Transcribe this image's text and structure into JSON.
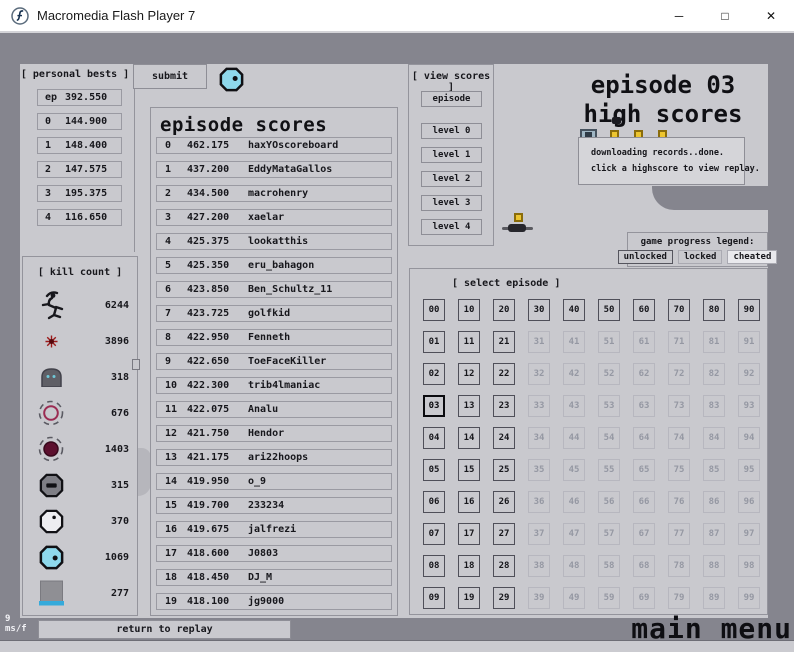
{
  "window": {
    "title": "Macromedia Flash Player 7",
    "controls": {
      "minimize": "─",
      "maximize": "□",
      "close": "✕"
    }
  },
  "personal_bests": {
    "header": "[ personal bests ]",
    "rows": [
      {
        "label": "ep",
        "value": "392.550"
      },
      {
        "label": "0",
        "value": "144.900"
      },
      {
        "label": "1",
        "value": "148.400"
      },
      {
        "label": "2",
        "value": "147.575"
      },
      {
        "label": "3",
        "value": "195.375"
      },
      {
        "label": "4",
        "value": "116.650"
      }
    ]
  },
  "submit_label": "submit",
  "kill_count": {
    "header": "[ kill count ]",
    "rows": [
      {
        "icon": "ninja-icon",
        "value": "6244"
      },
      {
        "icon": "mine-icon",
        "value": "3896"
      },
      {
        "icon": "turret-icon",
        "value": "318"
      },
      {
        "icon": "ring-drone-icon",
        "value": "676"
      },
      {
        "icon": "drone-icon",
        "value": "1403"
      },
      {
        "icon": "octagon-dark-icon",
        "value": "315"
      },
      {
        "icon": "octagon-white-icon",
        "value": "370"
      },
      {
        "icon": "octagon-blue-icon",
        "value": "1069"
      },
      {
        "icon": "block-icon",
        "value": "277"
      }
    ]
  },
  "episode_scores": {
    "title": "episode scores",
    "rows": [
      {
        "rank": "0",
        "score": "462.175",
        "name": "haxYOscoreboard"
      },
      {
        "rank": "1",
        "score": "437.200",
        "name": "EddyMataGallos"
      },
      {
        "rank": "2",
        "score": "434.500",
        "name": "macrohenry"
      },
      {
        "rank": "3",
        "score": "427.200",
        "name": "xaelar"
      },
      {
        "rank": "4",
        "score": "425.375",
        "name": "lookatthis"
      },
      {
        "rank": "5",
        "score": "425.350",
        "name": "eru_bahagon"
      },
      {
        "rank": "6",
        "score": "423.850",
        "name": "Ben_Schultz_11"
      },
      {
        "rank": "7",
        "score": "423.725",
        "name": "golfkid"
      },
      {
        "rank": "8",
        "score": "422.950",
        "name": "Fenneth"
      },
      {
        "rank": "9",
        "score": "422.650",
        "name": "ToeFaceKiller"
      },
      {
        "rank": "10",
        "score": "422.300",
        "name": "trib4lmaniac"
      },
      {
        "rank": "11",
        "score": "422.075",
        "name": "Analu"
      },
      {
        "rank": "12",
        "score": "421.750",
        "name": "Hendor"
      },
      {
        "rank": "13",
        "score": "421.175",
        "name": "ari22hoops"
      },
      {
        "rank": "14",
        "score": "419.950",
        "name": "o_9"
      },
      {
        "rank": "15",
        "score": "419.700",
        "name": "233234"
      },
      {
        "rank": "16",
        "score": "419.675",
        "name": "jalfrezi"
      },
      {
        "rank": "17",
        "score": "418.600",
        "name": "J0803"
      },
      {
        "rank": "18",
        "score": "418.450",
        "name": "DJ_M"
      },
      {
        "rank": "19",
        "score": "418.100",
        "name": "jg9000"
      }
    ]
  },
  "view_scores": {
    "header": "[ view scores ]",
    "buttons": [
      "episode",
      "level 0",
      "level 1",
      "level 2",
      "level 3",
      "level 4"
    ]
  },
  "high_scores_title": {
    "line1": "episode 03",
    "line2": "high scores"
  },
  "tooltip": {
    "line1": "downloading records..done.",
    "line2": "click a highscore to view replay."
  },
  "legend": {
    "header": "game progress legend:",
    "items": [
      "unlocked",
      "locked",
      "cheated"
    ]
  },
  "select_episode": {
    "header": "[ select episode ]",
    "cells": [
      [
        "00",
        "u"
      ],
      [
        "10",
        "u"
      ],
      [
        "20",
        "u"
      ],
      [
        "30",
        "u"
      ],
      [
        "40",
        "u"
      ],
      [
        "50",
        "u"
      ],
      [
        "60",
        "u"
      ],
      [
        "70",
        "u"
      ],
      [
        "80",
        "u"
      ],
      [
        "90",
        "u"
      ],
      [
        "01",
        "u"
      ],
      [
        "11",
        "u"
      ],
      [
        "21",
        "u"
      ],
      [
        "31",
        "l"
      ],
      [
        "41",
        "l"
      ],
      [
        "51",
        "l"
      ],
      [
        "61",
        "l"
      ],
      [
        "71",
        "l"
      ],
      [
        "81",
        "l"
      ],
      [
        "91",
        "l"
      ],
      [
        "02",
        "u"
      ],
      [
        "12",
        "u"
      ],
      [
        "22",
        "u"
      ],
      [
        "32",
        "l"
      ],
      [
        "42",
        "l"
      ],
      [
        "52",
        "l"
      ],
      [
        "62",
        "l"
      ],
      [
        "72",
        "l"
      ],
      [
        "82",
        "l"
      ],
      [
        "92",
        "l"
      ],
      [
        "03",
        "s"
      ],
      [
        "13",
        "u"
      ],
      [
        "23",
        "u"
      ],
      [
        "33",
        "l"
      ],
      [
        "43",
        "l"
      ],
      [
        "53",
        "l"
      ],
      [
        "63",
        "l"
      ],
      [
        "73",
        "l"
      ],
      [
        "83",
        "l"
      ],
      [
        "93",
        "l"
      ],
      [
        "04",
        "u"
      ],
      [
        "14",
        "u"
      ],
      [
        "24",
        "u"
      ],
      [
        "34",
        "l"
      ],
      [
        "44",
        "l"
      ],
      [
        "54",
        "l"
      ],
      [
        "64",
        "l"
      ],
      [
        "74",
        "l"
      ],
      [
        "84",
        "l"
      ],
      [
        "94",
        "l"
      ],
      [
        "05",
        "u"
      ],
      [
        "15",
        "u"
      ],
      [
        "25",
        "u"
      ],
      [
        "35",
        "l"
      ],
      [
        "45",
        "l"
      ],
      [
        "55",
        "l"
      ],
      [
        "65",
        "l"
      ],
      [
        "75",
        "l"
      ],
      [
        "85",
        "l"
      ],
      [
        "95",
        "l"
      ],
      [
        "06",
        "u"
      ],
      [
        "16",
        "u"
      ],
      [
        "26",
        "u"
      ],
      [
        "36",
        "l"
      ],
      [
        "46",
        "l"
      ],
      [
        "56",
        "l"
      ],
      [
        "66",
        "l"
      ],
      [
        "76",
        "l"
      ],
      [
        "86",
        "l"
      ],
      [
        "96",
        "l"
      ],
      [
        "07",
        "u"
      ],
      [
        "17",
        "u"
      ],
      [
        "27",
        "u"
      ],
      [
        "37",
        "l"
      ],
      [
        "47",
        "l"
      ],
      [
        "57",
        "l"
      ],
      [
        "67",
        "l"
      ],
      [
        "77",
        "l"
      ],
      [
        "87",
        "l"
      ],
      [
        "97",
        "l"
      ],
      [
        "08",
        "u"
      ],
      [
        "18",
        "u"
      ],
      [
        "28",
        "u"
      ],
      [
        "38",
        "l"
      ],
      [
        "48",
        "l"
      ],
      [
        "58",
        "l"
      ],
      [
        "68",
        "l"
      ],
      [
        "78",
        "l"
      ],
      [
        "88",
        "l"
      ],
      [
        "98",
        "l"
      ],
      [
        "09",
        "u"
      ],
      [
        "19",
        "u"
      ],
      [
        "29",
        "u"
      ],
      [
        "39",
        "l"
      ],
      [
        "49",
        "l"
      ],
      [
        "59",
        "l"
      ],
      [
        "69",
        "l"
      ],
      [
        "79",
        "l"
      ],
      [
        "89",
        "l"
      ],
      [
        "99",
        "l"
      ]
    ]
  },
  "footer": {
    "fps_value": "9",
    "fps_unit": "ms/f",
    "return_label": "return to replay",
    "main_menu_label": "main menu"
  }
}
== == ==
**WRITTEN PROBLEM**
Every entry must be reproduced exactly, with the images left out.

**COMPLETE RESPONSE**
Transcribe this image's text and structure into JSON.
{
  "window": {
    "title": "Macromedia Flash Player 7",
    "controls": {
      "minimize": "─",
      "maximize": "□",
      "close": "✕"
    }
  },
  "personal_bests": {
    "header": "[ personal bests ]",
    "rows": [
      {
        "label": "ep",
        "value": "392.550"
      },
      {
        "label": "0",
        "value": "144.900"
      },
      {
        "label": "1",
        "value": "148.400"
      },
      {
        "label": "2",
        "value": "147.575"
      },
      {
        "label": "3",
        "value": "195.375"
      },
      {
        "label": "4",
        "value": "116.650"
      }
    ]
  },
  "submit_label": "submit",
  "kill_count": {
    "header": "[ kill count ]",
    "rows": [
      {
        "icon": "ninja-icon",
        "value": "6244"
      },
      {
        "icon": "mine-icon",
        "value": "3896"
      },
      {
        "icon": "turret-icon",
        "value": "318"
      },
      {
        "icon": "ring-drone-icon",
        "value": "676"
      },
      {
        "icon": "drone-icon",
        "value": "1403"
      },
      {
        "icon": "octagon-dark-icon",
        "value": "315"
      },
      {
        "icon": "octagon-white-icon",
        "value": "370"
      },
      {
        "icon": "octagon-blue-icon",
        "value": "1069"
      },
      {
        "icon": "block-icon",
        "value": "277"
      }
    ]
  },
  "episode_scores": {
    "title": "episode scores",
    "rows": [
      {
        "rank": "0",
        "score": "462.175",
        "name": "haxYOscoreboard"
      },
      {
        "rank": "1",
        "score": "437.200",
        "name": "EddyMataGallos"
      },
      {
        "rank": "2",
        "score": "434.500",
        "name": "macrohenry"
      },
      {
        "rank": "3",
        "score": "427.200",
        "name": "xaelar"
      },
      {
        "rank": "4",
        "score": "425.375",
        "name": "lookatthis"
      },
      {
        "rank": "5",
        "score": "425.350",
        "name": "eru_bahagon"
      },
      {
        "rank": "6",
        "score": "423.850",
        "name": "Ben_Schultz_11"
      },
      {
        "rank": "7",
        "score": "423.725",
        "name": "golfkid"
      },
      {
        "rank": "8",
        "score": "422.950",
        "name": "Fenneth"
      },
      {
        "rank": "9",
        "score": "422.650",
        "name": "ToeFaceKiller"
      },
      {
        "rank": "10",
        "score": "422.300",
        "name": "trib4lmaniac"
      },
      {
        "rank": "11",
        "score": "422.075",
        "name": "Analu"
      },
      {
        "rank": "12",
        "score": "421.750",
        "name": "Hendor"
      },
      {
        "rank": "13",
        "score": "421.175",
        "name": "ari22hoops"
      },
      {
        "rank": "14",
        "score": "419.950",
        "name": "o_9"
      },
      {
        "rank": "15",
        "score": "419.700",
        "name": "233234"
      },
      {
        "rank": "16",
        "score": "419.675",
        "name": "jalfrezi"
      },
      {
        "rank": "17",
        "score": "418.600",
        "name": "J0803"
      },
      {
        "rank": "18",
        "score": "418.450",
        "name": "DJ_M"
      },
      {
        "rank": "19",
        "score": "418.100",
        "name": "jg9000"
      }
    ]
  },
  "view_scores": {
    "header": "[ view scores ]",
    "buttons": [
      "episode",
      "level 0",
      "level 1",
      "level 2",
      "level 3",
      "level 4"
    ]
  },
  "high_scores_title": {
    "line1": "episode 03",
    "line2": "high scores"
  },
  "tooltip": {
    "line1": "downloading records..done.",
    "line2": "click a highscore to view replay."
  },
  "legend": {
    "header": "game progress legend:",
    "items": [
      "unlocked",
      "locked",
      "cheated"
    ]
  },
  "select_episode": {
    "header": "[ select episode ]",
    "cells": [
      [
        "00",
        "u"
      ],
      [
        "10",
        "u"
      ],
      [
        "20",
        "u"
      ],
      [
        "30",
        "u"
      ],
      [
        "40",
        "u"
      ],
      [
        "50",
        "u"
      ],
      [
        "60",
        "u"
      ],
      [
        "70",
        "u"
      ],
      [
        "80",
        "u"
      ],
      [
        "90",
        "u"
      ],
      [
        "01",
        "u"
      ],
      [
        "11",
        "u"
      ],
      [
        "21",
        "u"
      ],
      [
        "31",
        "l"
      ],
      [
        "41",
        "l"
      ],
      [
        "51",
        "l"
      ],
      [
        "61",
        "l"
      ],
      [
        "71",
        "l"
      ],
      [
        "81",
        "l"
      ],
      [
        "91",
        "l"
      ],
      [
        "02",
        "u"
      ],
      [
        "12",
        "u"
      ],
      [
        "22",
        "u"
      ],
      [
        "32",
        "l"
      ],
      [
        "42",
        "l"
      ],
      [
        "52",
        "l"
      ],
      [
        "62",
        "l"
      ],
      [
        "72",
        "l"
      ],
      [
        "82",
        "l"
      ],
      [
        "92",
        "l"
      ],
      [
        "03",
        "s"
      ],
      [
        "13",
        "u"
      ],
      [
        "23",
        "u"
      ],
      [
        "33",
        "l"
      ],
      [
        "43",
        "l"
      ],
      [
        "53",
        "l"
      ],
      [
        "63",
        "l"
      ],
      [
        "73",
        "l"
      ],
      [
        "83",
        "l"
      ],
      [
        "93",
        "l"
      ],
      [
        "04",
        "u"
      ],
      [
        "14",
        "u"
      ],
      [
        "24",
        "u"
      ],
      [
        "34",
        "l"
      ],
      [
        "44",
        "l"
      ],
      [
        "54",
        "l"
      ],
      [
        "64",
        "l"
      ],
      [
        "74",
        "l"
      ],
      [
        "84",
        "l"
      ],
      [
        "94",
        "l"
      ],
      [
        "05",
        "u"
      ],
      [
        "15",
        "u"
      ],
      [
        "25",
        "u"
      ],
      [
        "35",
        "l"
      ],
      [
        "45",
        "l"
      ],
      [
        "55",
        "l"
      ],
      [
        "65",
        "l"
      ],
      [
        "75",
        "l"
      ],
      [
        "85",
        "l"
      ],
      [
        "95",
        "l"
      ],
      [
        "06",
        "u"
      ],
      [
        "16",
        "u"
      ],
      [
        "26",
        "u"
      ],
      [
        "36",
        "l"
      ],
      [
        "46",
        "l"
      ],
      [
        "56",
        "l"
      ],
      [
        "66",
        "l"
      ],
      [
        "76",
        "l"
      ],
      [
        "86",
        "l"
      ],
      [
        "96",
        "l"
      ],
      [
        "07",
        "u"
      ],
      [
        "17",
        "u"
      ],
      [
        "27",
        "u"
      ],
      [
        "37",
        "l"
      ],
      [
        "47",
        "l"
      ],
      [
        "57",
        "l"
      ],
      [
        "67",
        "l"
      ],
      [
        "77",
        "l"
      ],
      [
        "87",
        "l"
      ],
      [
        "97",
        "l"
      ],
      [
        "08",
        "u"
      ],
      [
        "18",
        "u"
      ],
      [
        "28",
        "u"
      ],
      [
        "38",
        "l"
      ],
      [
        "48",
        "l"
      ],
      [
        "58",
        "l"
      ],
      [
        "68",
        "l"
      ],
      [
        "78",
        "l"
      ],
      [
        "88",
        "l"
      ],
      [
        "98",
        "l"
      ],
      [
        "09",
        "u"
      ],
      [
        "19",
        "u"
      ],
      [
        "29",
        "u"
      ],
      [
        "39",
        "l"
      ],
      [
        "49",
        "l"
      ],
      [
        "59",
        "l"
      ],
      [
        "69",
        "l"
      ],
      [
        "79",
        "l"
      ],
      [
        "89",
        "l"
      ],
      [
        "99",
        "l"
      ]
    ]
  },
  "footer": {
    "fps_value": "9",
    "fps_unit": "ms/f",
    "return_label": "return to replay",
    "main_menu_label": "main menu"
  }
}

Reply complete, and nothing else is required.